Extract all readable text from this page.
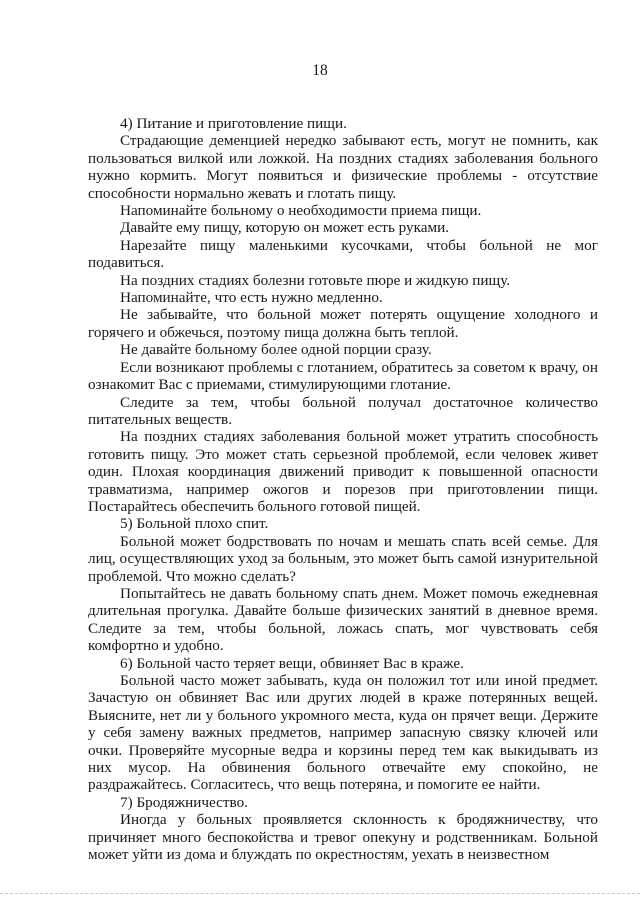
18

4) Питание и приготовление пищи.

Страдающие деменцией нередко забывают есть, могут не помнить, как пользоваться вилкой или ложкой. На поздних стадиях заболевания больного нужно кормить. Могут появиться и физические проблемы - отсутствие способности нормально жевать и глотать пищу.

Напоминайте больному о необходимости приема пищи.

Давайте ему пищу, которую он может есть руками.

Нарезайте пищу маленькими кусочками, чтобы больной не мог подавиться.

На поздних стадиях болезни готовьте пюре и жидкую пищу.

Напоминайте, что есть нужно медленно.

Не забывайте, что больной может потерять ощущение холодного и горячего и обжечься, поэтому пища должна быть теплой.

Не давайте больному более одной порции сразу.

Если возникают проблемы с глотанием, обратитесь за советом к врачу, он ознакомит Вас с приемами, стимулирующими глотание.

Следите за тем, чтобы больной получал достаточное количество питательных веществ.

На поздних стадиях заболевания больной может утратить способность готовить пищу. Это может стать серьезной проблемой, если человек живет один. Плохая координация движений приводит к повышенной опасности травматизма, например ожогов и порезов при приготовлении пищи. Постарайтесь обеспечить больного готовой пищей.

5) Больной плохо спит.

Больной может бодрствовать по ночам и мешать спать всей семье. Для лиц, осуществляющих уход за больным, это может быть самой изнурительной проблемой. Что можно сделать?

Попытайтесь не давать больному спать днем. Может помочь ежедневная длительная прогулка. Давайте больше физических занятий в дневное время. Следите за тем, чтобы больной, ложась спать, мог чувствовать себя комфортно и удобно.

6) Больной часто теряет вещи, обвиняет Вас в краже.

Больной часто может забывать, куда он положил тот или иной предмет. Зачастую он обвиняет Вас или других людей в краже потерянных вещей. Выясните, нет ли у больного укромного места, куда он прячет вещи. Держите у себя замену важных предметов, например запасную связку ключей или очки. Проверяйте мусорные ведра и корзины перед тем как выкидывать из них мусор. На обвинения больного отвечайте ему спокойно, не раздражайтесь. Согласитесь, что вещь потеряна, и помогите ее найти.

7) Бродяжничество.

Иногда у больных проявляется склонность к бродяжничеству, что причиняет много беспокойства и тревог опекуну и родственникам. Больной может уйти из дома и блуждать по окрестностям, уехать в неизвестном
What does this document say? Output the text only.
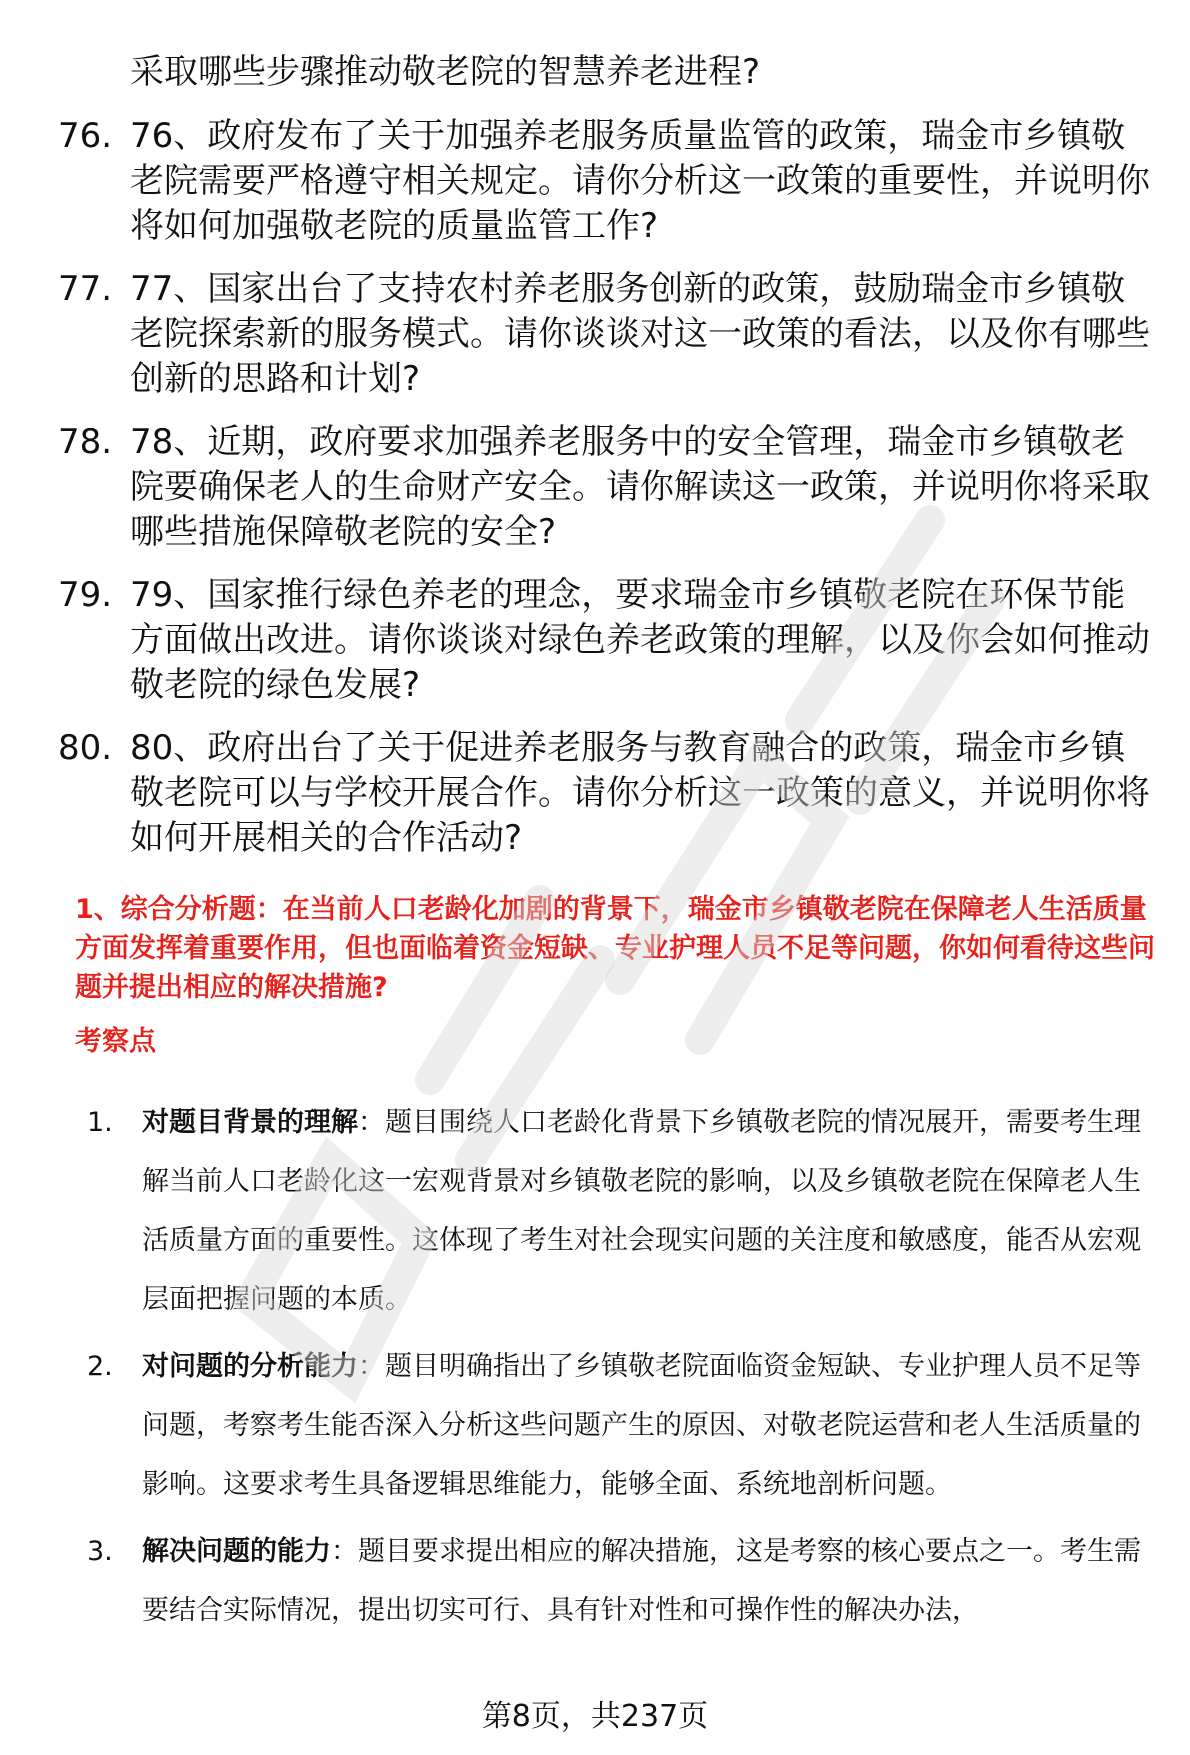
采取哪些步骤推动敬老院的智慧养老进程?

76. 76、政府发布了关于加强养老服务质量监管的政策，瑞金市乡镇敬老院需要严格遵守相关规定。请你分析这一政策的重要性，并说明你将如何加强敬老院的质量监管工作?
77. 77、国家出台了支持农村养老服务创新的政策，鼓励瑞金市乡镇敬老院探索新的服务模式。请你谈谈对这一政策的看法，以及你有哪些创新的思路和计划?
78. 78、近期，政府要求加强养老服务中的安全管理，瑞金市乡镇敬老院要确保老人的生命财产安全。请你解读这一政策，并说明你将采取哪些措施保障敬老院的安全?
79. 79、国家推行绿色养老的理念，要求瑞金市乡镇敬老院在环保节能方面做出改进。请你谈谈对绿色养老政策的理解，以及你会如何推动敬老院的绿色发展?
80. 80、政府出台了关于促进养老服务与教育融合的政策，瑞金市乡镇敬老院可以与学校开展合作。请你分析这一政策的意义，并说明你将如何开展相关的合作活动?

1、综合分析题：在当前人口老龄化加剧的背景下，瑞金市乡镇敬老院在保障老人生活质量方面发挥着重要作用，但也面临着资金短缺、专业护理人员不足等问题，你如何看待这些问题并提出相应的解决措施?

考察点

1.	对题目背景的理解：题目围绕人口老龄化背景下乡镇敬老院的情况展开，需要考生理解当前人口老龄化这一宏观背景对乡镇敬老院的影响，以及乡镇敬老院在保障老人生活质量方面的重要性。这体现了考生对社会现实问题的关注度和敏感度，能否从宏观层面把握问题的本质。
2.	对问题的分析能力：题目明确指出了乡镇敬老院面临资金短缺、专业护理人员不足等问题，考察考生能否深入分析这些问题产生的原因、对敬老院运营和老人生活质量的影响。这要求考生具备逻辑思维能力，能够全面、系统地剖析问题。
3.	解决问题的能力：题目要求提出相应的解决措施，这是考察的核心要点之一。考生需要结合实际情况，提出切实可行、具有针对性和可操作性的解决办法，

第8页，共237页
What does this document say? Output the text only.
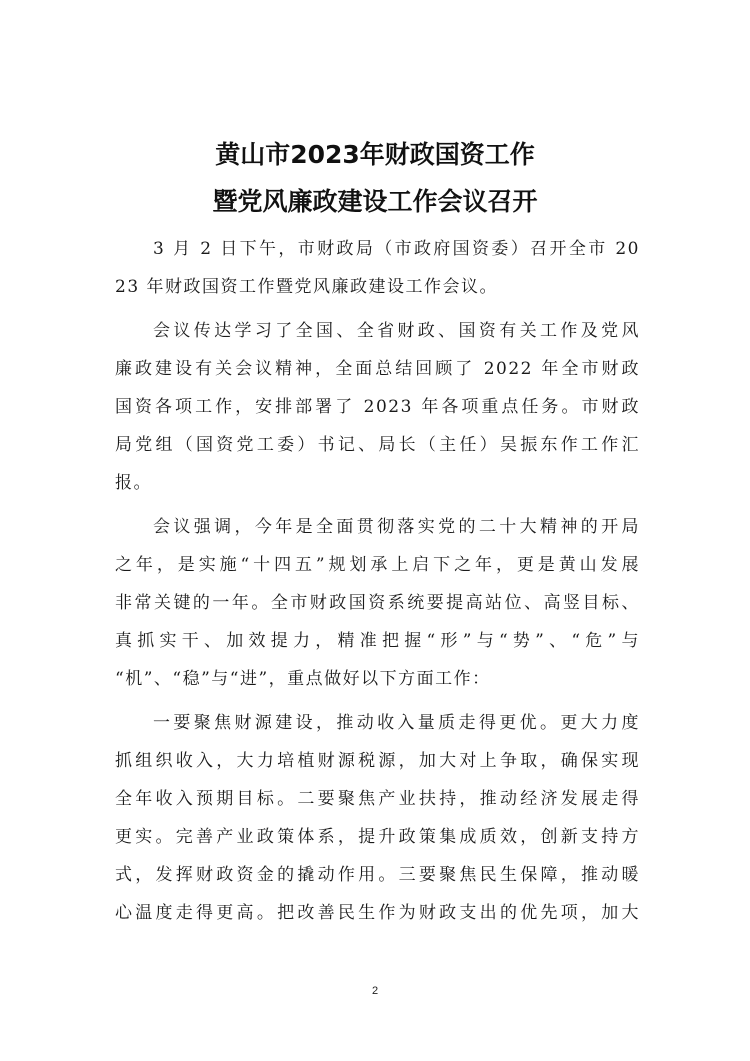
黄山市2023年财政国资工作
暨党风廉政建设工作会议召开

3 月 2 日下午，市财政局（市政府国资委）召开全市 20
23 年财政国资工作暨党风廉政建设工作会议。

会议传达学习了全国、全省财政、国资有关工作及党风
廉政建设有关会议精神，全面总结回顾了 2022 年全市财政
国资各项工作，安排部署了 2023 年各项重点任务。市财政
局党组（国资党工委）书记、局长（主任）吴振东作工作汇
报。

会议强调，今年是全面贯彻落实党的二十大精神的开局
之年，是实施“十四五”规划承上启下之年，更是黄山发展
非常关键的一年。全市财政国资系统要提高站位、高竖目标、
真抓实干、加效提力，精准把握“形”与“势”、“危”与
“机”、“稳”与“进”，重点做好以下方面工作：

一要聚焦财源建设，推动收入量质走得更优。更大力度
抓组织收入，大力培植财源税源，加大对上争取，确保实现
全年收入预期目标。二要聚焦产业扶持，推动经济发展走得
更实。完善产业政策体系，提升政策集成质效，创新支持方
式，发挥财政资金的撬动作用。三要聚焦民生保障，推动暖
心温度走得更高。把改善民生作为财政支出的优先项，加大

2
+++
YOUR OBJECTIVE -
Extract the full listing above verbatim; pictures are to be left out of the copy.

WRITTEN RESPONSE -
Extract all readable text from this page.
18

4) Питание и приготовление пищи.

Страдающие деменцией нередко забывают есть, могут не помнить, как пользоваться вилкой или ложкой. На поздних стадиях заболевания больного нужно кормить. Могут появиться и физические проблемы - отсутствие способности нормально жевать и глотать пищу.

Напоминайте больному о необходимости приема пищи.

Давайте ему пищу, которую он может есть руками.

Нарезайте пищу маленькими кусочками, чтобы больной не мог подавиться.

На поздних стадиях болезни готовьте пюре и жидкую пищу.

Напоминайте, что есть нужно медленно.

Не забывайте, что больной может потерять ощущение холодного и горячего и обжечься, поэтому пища должна быть теплой.

Не давайте больному более одной порции сразу.

Если возникают проблемы с глотанием, обратитесь за советом к врачу, он ознакомит Вас с приемами, стимулирующими глотание.

Следите за тем, чтобы больной получал достаточное количество питательных веществ.

На поздних стадиях заболевания больной может утратить способность готовить пищу. Это может стать серьезной проблемой, если человек живет один. Плохая координация движений приводит к повышенной опасности травматизма, например ожогов и порезов при приготовлении пищи. Постарайтесь обеспечить больного готовой пищей.

5) Больной плохо спит.

Больной может бодрствовать по ночам и мешать спать всей семье. Для лиц, осуществляющих уход за больным, это может быть самой изнурительной проблемой. Что можно сделать?

Попытайтесь не давать больному спать днем. Может помочь ежедневная длительная прогулка. Давайте больше физических занятий в дневное время. Следите за тем, чтобы больной, ложась спать, мог чувствовать себя комфортно и удобно.

6) Больной часто теряет вещи, обвиняет Вас в краже.

Больной часто может забывать, куда он положил тот или иной предмет. Зачастую он обвиняет Вас или других людей в краже потерянных вещей. Выясните, нет ли у больного укромного места, куда он прячет вещи. Держите у себя замену важных предметов, например запасную связку ключей или очки. Проверяйте мусорные ведра и корзины перед тем как выкидывать из них мусор. На обвинения больного отвечайте ему спокойно, не раздражайтесь. Согласитесь, что вещь потеряна, и помогите ее найти.

7) Бродяжничество.

Иногда у больных проявляется склонность к бродяжничеству, что причиняет много беспокойства и тревог опекуну и родственникам. Больной может уйти из дома и блуждать по окрестностям, уехать в неизвестном
What does this document say? Output the text only.
采取哪些步骤推动敬老院的智慧养老进程?

76. 76、政府发布了关于加强养老服务质量监管的政策，瑞金市乡镇敬老院需要严格遵守相关规定。请你分析这一政策的重要性，并说明你将如何加强敬老院的质量监管工作?
77. 77、国家出台了支持农村养老服务创新的政策，鼓励瑞金市乡镇敬老院探索新的服务模式。请你谈谈对这一政策的看法，以及你有哪些创新的思路和计划?
78. 78、近期，政府要求加强养老服务中的安全管理，瑞金市乡镇敬老院要确保老人的生命财产安全。请你解读这一政策，并说明你将采取哪些措施保障敬老院的安全?
79. 79、国家推行绿色养老的理念，要求瑞金市乡镇敬老院在环保节能方面做出改进。请你谈谈对绿色养老政策的理解，以及你会如何推动敬老院的绿色发展?
80. 80、政府出台了关于促进养老服务与教育融合的政策，瑞金市乡镇敬老院可以与学校开展合作。请你分析这一政策的意义，并说明你将如何开展相关的合作活动?

1、综合分析题：在当前人口老龄化加剧的背景下，瑞金市乡镇敬老院在保障老人生活质量方面发挥着重要作用，但也面临着资金短缺、专业护理人员不足等问题，你如何看待这些问题并提出相应的解决措施?

考察点

1.	对题目背景的理解：题目围绕人口老龄化背景下乡镇敬老院的情况展开，需要考生理解当前人口老龄化这一宏观背景对乡镇敬老院的影响，以及乡镇敬老院在保障老人生活质量方面的重要性。这体现了考生对社会现实问题的关注度和敏感度，能否从宏观层面把握问题的本质。
2.	对问题的分析能力：题目明确指出了乡镇敬老院面临资金短缺、专业护理人员不足等问题，考察考生能否深入分析这些问题产生的原因、对敬老院运营和老人生活质量的影响。这要求考生具备逻辑思维能力，能够全面、系统地剖析问题。
3.	解决问题的能力：题目要求提出相应的解决措施，这是考察的核心要点之一。考生需要结合实际情况，提出切实可行、具有针对性和可操作性的解决办法，

第8页，共237页
What does this document say? Output the text only.
黄山市2023年财政国资工作
暨党风廉政建设工作会议召开

3 月 2 日下午，市财政局（市政府国资委）召开全市 20
23 年财政国资工作暨党风廉政建设工作会议。

会议传达学习了全国、全省财政、国资有关工作及党风
廉政建设有关会议精神，全面总结回顾了 2022 年全市财政
国资各项工作，安排部署了 2023 年各项重点任务。市财政
局党组（国资党工委）书记、局长（主任）吴振东作工作汇
报。

会议强调，今年是全面贯彻落实党的二十大精神的开局
之年，是实施“十四五”规划承上启下之年，更是黄山发展
非常关键的一年。全市财政国资系统要提高站位、高竖目标、
真抓实干、加效提力，精准把握“形”与“势”、“危”与
“机”、“稳”与“进”，重点做好以下方面工作：

一要聚焦财源建设，推动收入量质走得更优。更大力度
抓组织收入，大力培植财源税源，加大对上争取，确保实现
全年收入预期目标。二要聚焦产业扶持，推动经济发展走得
更实。完善产业政策体系，提升政策集成质效，创新支持方
式，发挥财政资金的撬动作用。三要聚焦民生保障，推动暖
心温度走得更高。把改善民生作为财政支出的优先项，加大

2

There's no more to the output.